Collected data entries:
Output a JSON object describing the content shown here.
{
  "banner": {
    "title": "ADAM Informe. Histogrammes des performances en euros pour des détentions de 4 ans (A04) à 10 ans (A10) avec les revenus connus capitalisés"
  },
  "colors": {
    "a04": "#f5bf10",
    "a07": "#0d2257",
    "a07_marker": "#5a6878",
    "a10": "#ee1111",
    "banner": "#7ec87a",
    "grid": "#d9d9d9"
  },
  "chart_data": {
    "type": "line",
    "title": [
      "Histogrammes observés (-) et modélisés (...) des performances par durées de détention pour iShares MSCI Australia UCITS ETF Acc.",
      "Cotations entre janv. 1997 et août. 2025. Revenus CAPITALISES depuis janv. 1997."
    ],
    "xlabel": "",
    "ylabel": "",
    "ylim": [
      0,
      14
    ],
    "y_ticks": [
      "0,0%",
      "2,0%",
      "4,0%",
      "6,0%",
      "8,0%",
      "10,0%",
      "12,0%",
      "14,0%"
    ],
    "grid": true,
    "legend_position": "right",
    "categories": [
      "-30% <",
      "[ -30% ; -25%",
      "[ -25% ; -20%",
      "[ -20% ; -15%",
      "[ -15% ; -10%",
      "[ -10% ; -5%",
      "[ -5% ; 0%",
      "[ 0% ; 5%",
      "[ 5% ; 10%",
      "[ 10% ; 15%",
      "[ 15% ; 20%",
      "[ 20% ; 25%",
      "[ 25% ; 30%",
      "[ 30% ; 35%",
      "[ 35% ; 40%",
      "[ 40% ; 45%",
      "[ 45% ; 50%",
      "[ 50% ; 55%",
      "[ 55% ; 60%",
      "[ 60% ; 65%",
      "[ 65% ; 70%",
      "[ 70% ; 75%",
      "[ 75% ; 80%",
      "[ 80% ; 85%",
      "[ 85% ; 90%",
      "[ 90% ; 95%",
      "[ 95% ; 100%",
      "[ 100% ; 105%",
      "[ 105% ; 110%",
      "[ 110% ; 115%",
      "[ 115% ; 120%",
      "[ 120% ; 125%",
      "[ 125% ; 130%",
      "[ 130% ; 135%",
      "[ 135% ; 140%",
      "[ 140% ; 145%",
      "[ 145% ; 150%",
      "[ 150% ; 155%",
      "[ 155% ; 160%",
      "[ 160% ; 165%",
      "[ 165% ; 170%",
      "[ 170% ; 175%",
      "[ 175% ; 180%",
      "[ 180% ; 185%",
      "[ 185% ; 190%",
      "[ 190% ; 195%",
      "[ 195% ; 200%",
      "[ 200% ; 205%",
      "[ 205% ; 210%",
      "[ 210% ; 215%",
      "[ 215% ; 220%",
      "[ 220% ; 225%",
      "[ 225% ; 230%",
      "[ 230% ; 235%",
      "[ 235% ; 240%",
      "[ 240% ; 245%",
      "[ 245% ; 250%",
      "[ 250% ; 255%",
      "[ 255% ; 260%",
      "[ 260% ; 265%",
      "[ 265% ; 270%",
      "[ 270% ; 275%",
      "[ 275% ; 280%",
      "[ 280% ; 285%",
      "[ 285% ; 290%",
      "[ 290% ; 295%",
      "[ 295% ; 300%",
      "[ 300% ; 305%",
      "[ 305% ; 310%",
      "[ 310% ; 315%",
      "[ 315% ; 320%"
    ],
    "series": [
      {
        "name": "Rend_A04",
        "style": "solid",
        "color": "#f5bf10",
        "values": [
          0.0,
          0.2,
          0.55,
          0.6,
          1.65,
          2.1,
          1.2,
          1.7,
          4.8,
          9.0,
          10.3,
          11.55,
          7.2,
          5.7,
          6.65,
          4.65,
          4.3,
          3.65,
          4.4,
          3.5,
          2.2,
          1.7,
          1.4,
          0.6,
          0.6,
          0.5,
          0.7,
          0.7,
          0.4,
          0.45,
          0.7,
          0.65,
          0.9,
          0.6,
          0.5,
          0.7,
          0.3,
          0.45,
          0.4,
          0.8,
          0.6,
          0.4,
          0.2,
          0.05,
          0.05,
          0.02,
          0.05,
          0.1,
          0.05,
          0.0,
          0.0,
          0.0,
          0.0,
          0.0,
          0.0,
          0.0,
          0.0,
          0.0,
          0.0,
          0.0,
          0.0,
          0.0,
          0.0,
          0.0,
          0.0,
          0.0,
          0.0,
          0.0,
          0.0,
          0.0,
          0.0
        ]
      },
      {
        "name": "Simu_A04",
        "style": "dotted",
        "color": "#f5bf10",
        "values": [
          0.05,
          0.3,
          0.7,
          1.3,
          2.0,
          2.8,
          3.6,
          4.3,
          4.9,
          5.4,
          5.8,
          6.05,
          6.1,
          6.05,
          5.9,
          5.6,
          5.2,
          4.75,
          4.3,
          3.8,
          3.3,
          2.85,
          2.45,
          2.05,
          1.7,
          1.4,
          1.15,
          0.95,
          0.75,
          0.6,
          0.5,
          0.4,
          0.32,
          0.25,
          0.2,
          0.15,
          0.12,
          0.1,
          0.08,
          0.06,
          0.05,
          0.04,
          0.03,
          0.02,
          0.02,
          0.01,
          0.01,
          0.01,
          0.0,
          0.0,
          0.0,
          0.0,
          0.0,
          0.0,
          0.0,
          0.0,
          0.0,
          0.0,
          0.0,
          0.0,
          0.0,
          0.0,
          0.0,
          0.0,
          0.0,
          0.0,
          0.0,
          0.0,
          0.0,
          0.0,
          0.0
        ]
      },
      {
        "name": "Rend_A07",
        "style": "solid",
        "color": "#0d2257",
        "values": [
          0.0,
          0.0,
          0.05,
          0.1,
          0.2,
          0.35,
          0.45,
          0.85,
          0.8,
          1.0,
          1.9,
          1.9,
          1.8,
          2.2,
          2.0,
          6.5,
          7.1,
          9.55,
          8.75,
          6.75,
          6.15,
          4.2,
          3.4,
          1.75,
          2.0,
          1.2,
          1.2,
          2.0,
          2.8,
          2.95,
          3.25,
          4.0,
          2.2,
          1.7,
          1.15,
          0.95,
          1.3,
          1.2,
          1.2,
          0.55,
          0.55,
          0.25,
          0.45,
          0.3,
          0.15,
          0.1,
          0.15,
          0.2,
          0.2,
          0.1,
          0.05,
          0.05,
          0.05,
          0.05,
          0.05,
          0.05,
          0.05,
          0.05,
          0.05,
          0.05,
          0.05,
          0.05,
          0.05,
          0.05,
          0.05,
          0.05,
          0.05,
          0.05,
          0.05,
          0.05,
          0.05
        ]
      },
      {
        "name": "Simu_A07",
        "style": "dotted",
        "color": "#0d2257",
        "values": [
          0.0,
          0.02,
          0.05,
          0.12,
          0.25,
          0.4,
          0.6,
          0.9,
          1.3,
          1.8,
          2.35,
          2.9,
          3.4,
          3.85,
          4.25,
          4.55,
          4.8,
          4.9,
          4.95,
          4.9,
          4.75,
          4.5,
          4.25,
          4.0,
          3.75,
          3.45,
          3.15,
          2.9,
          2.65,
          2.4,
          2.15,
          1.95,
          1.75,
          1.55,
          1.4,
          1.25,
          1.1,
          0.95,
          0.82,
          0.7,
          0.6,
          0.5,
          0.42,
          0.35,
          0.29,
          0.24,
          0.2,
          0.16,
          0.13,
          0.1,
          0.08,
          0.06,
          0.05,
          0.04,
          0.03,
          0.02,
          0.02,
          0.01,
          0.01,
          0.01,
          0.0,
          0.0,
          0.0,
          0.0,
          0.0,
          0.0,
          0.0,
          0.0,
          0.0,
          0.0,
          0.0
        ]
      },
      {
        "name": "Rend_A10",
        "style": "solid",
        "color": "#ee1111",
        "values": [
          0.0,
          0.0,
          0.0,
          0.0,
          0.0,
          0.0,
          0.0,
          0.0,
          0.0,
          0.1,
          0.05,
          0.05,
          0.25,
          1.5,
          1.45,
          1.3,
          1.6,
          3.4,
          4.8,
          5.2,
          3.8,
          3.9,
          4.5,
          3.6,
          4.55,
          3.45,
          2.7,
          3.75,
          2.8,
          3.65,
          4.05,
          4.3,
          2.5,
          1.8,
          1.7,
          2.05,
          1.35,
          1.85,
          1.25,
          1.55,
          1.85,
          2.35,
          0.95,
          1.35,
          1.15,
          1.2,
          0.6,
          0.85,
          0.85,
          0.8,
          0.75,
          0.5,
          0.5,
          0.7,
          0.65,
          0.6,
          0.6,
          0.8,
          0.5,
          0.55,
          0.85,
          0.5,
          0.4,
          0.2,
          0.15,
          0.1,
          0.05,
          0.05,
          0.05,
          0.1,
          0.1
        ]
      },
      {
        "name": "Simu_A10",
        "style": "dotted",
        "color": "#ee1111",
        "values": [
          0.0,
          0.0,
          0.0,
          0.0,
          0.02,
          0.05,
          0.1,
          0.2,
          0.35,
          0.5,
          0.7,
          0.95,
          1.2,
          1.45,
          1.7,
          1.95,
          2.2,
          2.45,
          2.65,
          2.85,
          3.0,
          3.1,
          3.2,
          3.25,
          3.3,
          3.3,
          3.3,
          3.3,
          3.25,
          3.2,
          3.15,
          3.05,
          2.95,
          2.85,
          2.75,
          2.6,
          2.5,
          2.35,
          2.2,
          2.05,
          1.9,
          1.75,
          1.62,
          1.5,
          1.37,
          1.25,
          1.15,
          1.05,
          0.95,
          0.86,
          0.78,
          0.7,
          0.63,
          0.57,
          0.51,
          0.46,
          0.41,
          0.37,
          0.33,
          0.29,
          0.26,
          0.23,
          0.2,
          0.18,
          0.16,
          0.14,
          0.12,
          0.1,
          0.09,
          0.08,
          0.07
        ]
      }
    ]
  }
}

PROBLEM REQUIREMENTS: Among the lines of the records above, count those holding the string "performances", and report only the number.

TASK RESPONSE: 2